TASKS TO CARRY OUT:
1 - From the passage on learning sign language, extract the text between "He inspired me" and "didn’t matter either.", inclusive.
2 - According to the passage on learning sign language, why is the sign for LEARN offered as an evocative sign? Answer in one to three sentences.

SOURCE DOCUMENT:
>>

He inspired me to study American Sign Language (ASL)!  I have the romantic notion that a standardized form of communication, rich from two centuries of repetition and human engagement, is sure to hold special resonance — even for a pet.  I watched Children of a Lesser God, and read the fascinating history of ASL…and was so excited to find an online resource for learning signs.  That kitten Sky did not seem as keen on the project as I was didn’t matter.  That my signing lists more toward the Koko the Gorilla-end of the continuum than the Marlee Matlin-end didn’t matter either.

The grace and flow of sign language can be beautiful — and the individual signs (i.e., words) are often delightfully evocative.  The word LEARN, for example:  the left hand, flat, palm up, represents an open book.  See it?  With your right hand, pluck out an exquisite nugget of knowledge from that book and deposit it straight into your brain via your forehead!  (Ah, if only…!)

You already know some signs.  DRIVE and CAR are the same sign; you can easily guess it.  And how would you sign CRAZY?….Right!  (Okay, please stop doing that one now.)  But many signs — classified as “opaque” — are way beyond guessing.  For example, if you were to try to indicate CHIN by pointing with a slightly-bent forefinger at your chin, a person fluent in ASL would be confused:  what exactly are you trying to say about FINLAND?

<<

SOURCE DATA:
>>

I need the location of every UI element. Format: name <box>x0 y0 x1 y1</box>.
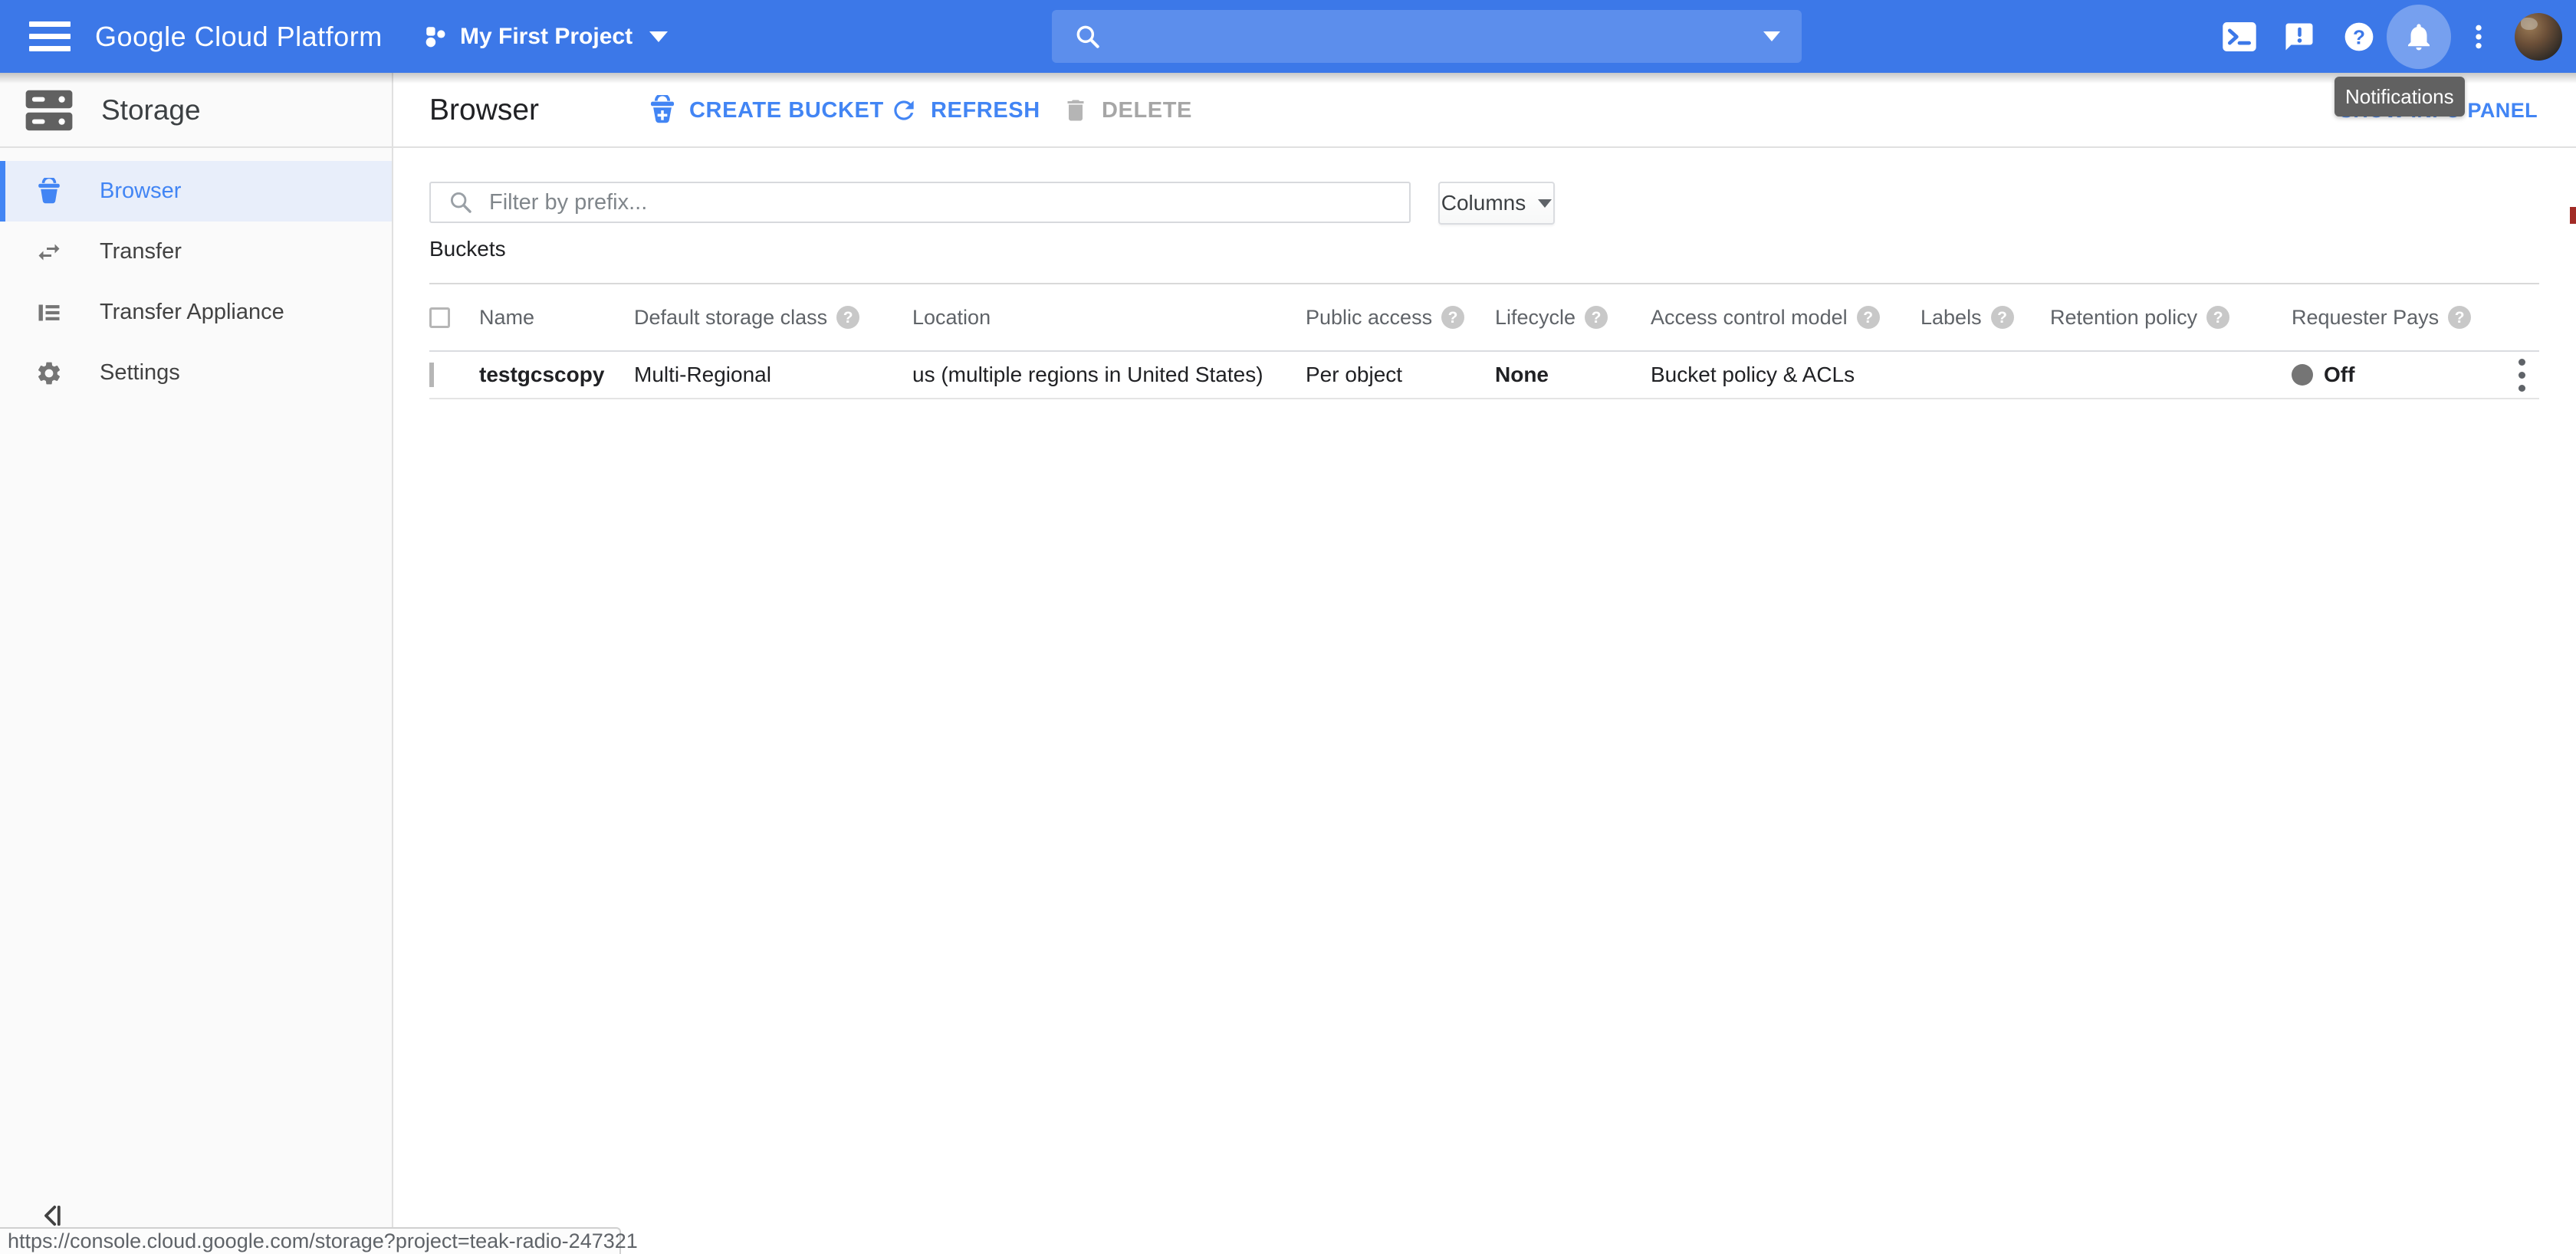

<<

RESPONSES PER TASK:
1 -
He inspired me to study American Sign Language (ASL)!  I have the romantic notion that a standardized form of communication, rich from two centuries of repetition and human engagement, is sure to hold special resonance — even for a pet.  I watched Children of a Lesser God, and read the fascinating history of ASL…and was so excited to find an online resource for learning signs.  That kitten Sky did not seem as keen on the project as I was didn’t matter.  That my signing lists more toward the Koko the Gorilla-end of the continuum than the Marlee Matlin-end didn’t matter either.

2 - The flat left hand, palm up, stands for an open book. The right hand plucks a nugget of knowledge out of that book and places it into the brain through the forehead, so the sign acts out learning itself.